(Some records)
* * * * * * * * *

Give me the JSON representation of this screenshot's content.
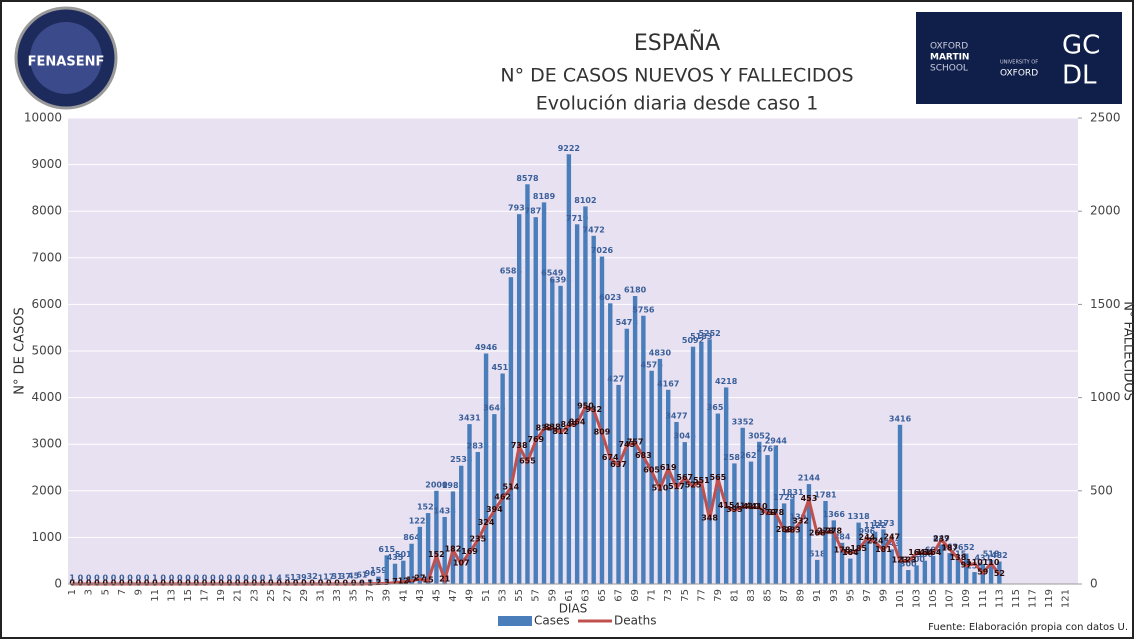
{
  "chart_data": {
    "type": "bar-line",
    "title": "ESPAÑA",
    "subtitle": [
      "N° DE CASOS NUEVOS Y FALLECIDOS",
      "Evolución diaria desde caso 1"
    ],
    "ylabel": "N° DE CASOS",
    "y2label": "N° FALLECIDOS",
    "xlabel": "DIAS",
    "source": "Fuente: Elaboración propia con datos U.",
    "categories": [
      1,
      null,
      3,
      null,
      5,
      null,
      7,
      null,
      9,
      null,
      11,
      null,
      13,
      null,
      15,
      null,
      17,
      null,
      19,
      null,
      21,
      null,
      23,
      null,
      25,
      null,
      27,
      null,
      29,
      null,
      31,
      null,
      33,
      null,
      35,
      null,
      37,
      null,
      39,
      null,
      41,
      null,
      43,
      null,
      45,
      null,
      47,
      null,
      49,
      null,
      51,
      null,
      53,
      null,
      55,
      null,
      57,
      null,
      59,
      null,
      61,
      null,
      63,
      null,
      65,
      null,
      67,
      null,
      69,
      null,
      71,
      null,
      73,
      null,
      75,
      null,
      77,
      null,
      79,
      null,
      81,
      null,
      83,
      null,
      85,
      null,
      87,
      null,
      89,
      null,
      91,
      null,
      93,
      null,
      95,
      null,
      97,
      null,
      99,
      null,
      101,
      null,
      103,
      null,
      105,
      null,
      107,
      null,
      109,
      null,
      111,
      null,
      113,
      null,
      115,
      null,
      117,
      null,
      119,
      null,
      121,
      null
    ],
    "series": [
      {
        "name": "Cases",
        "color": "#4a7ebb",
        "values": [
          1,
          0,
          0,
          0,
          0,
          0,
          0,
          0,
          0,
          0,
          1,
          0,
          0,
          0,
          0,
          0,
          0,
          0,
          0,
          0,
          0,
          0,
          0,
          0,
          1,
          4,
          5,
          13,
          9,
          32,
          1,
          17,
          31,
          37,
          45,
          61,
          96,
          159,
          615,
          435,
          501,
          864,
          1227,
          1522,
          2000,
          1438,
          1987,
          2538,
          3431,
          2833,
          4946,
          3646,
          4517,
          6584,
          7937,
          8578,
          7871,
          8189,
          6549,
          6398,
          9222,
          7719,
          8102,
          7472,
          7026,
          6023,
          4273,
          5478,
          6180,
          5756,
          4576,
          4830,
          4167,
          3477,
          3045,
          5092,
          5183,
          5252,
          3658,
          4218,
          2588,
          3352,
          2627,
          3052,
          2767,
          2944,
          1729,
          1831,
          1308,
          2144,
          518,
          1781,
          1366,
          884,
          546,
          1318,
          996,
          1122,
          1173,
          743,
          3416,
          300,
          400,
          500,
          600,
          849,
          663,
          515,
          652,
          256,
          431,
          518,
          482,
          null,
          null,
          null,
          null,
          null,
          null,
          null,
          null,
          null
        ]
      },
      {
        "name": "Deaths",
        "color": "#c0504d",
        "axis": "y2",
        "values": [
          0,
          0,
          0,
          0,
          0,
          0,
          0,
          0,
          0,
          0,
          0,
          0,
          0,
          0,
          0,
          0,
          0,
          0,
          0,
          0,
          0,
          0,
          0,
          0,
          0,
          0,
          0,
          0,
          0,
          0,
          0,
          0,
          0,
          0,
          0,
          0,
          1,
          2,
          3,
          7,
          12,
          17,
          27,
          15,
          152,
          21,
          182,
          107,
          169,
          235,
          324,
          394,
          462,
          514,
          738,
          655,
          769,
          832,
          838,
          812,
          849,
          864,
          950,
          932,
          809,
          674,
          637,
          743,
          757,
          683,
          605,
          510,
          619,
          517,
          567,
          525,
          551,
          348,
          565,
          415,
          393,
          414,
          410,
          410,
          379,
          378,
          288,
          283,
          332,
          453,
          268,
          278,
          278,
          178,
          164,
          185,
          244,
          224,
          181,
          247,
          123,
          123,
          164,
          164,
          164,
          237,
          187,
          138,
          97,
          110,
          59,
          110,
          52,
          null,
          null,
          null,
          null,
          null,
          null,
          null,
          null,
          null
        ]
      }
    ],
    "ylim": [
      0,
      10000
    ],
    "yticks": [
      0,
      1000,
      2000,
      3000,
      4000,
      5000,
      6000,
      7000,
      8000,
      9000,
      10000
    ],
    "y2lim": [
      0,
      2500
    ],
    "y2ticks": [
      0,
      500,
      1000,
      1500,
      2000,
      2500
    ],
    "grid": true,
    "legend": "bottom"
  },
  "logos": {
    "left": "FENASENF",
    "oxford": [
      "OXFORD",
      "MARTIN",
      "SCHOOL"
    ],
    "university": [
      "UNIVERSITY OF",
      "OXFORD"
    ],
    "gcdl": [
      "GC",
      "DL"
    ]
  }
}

* * * * * * * * *

▶ **Your instructions**
Look through the records above and report how many lines hold the word "CASOS", giving only the number.

▶ **Exercise solution**
2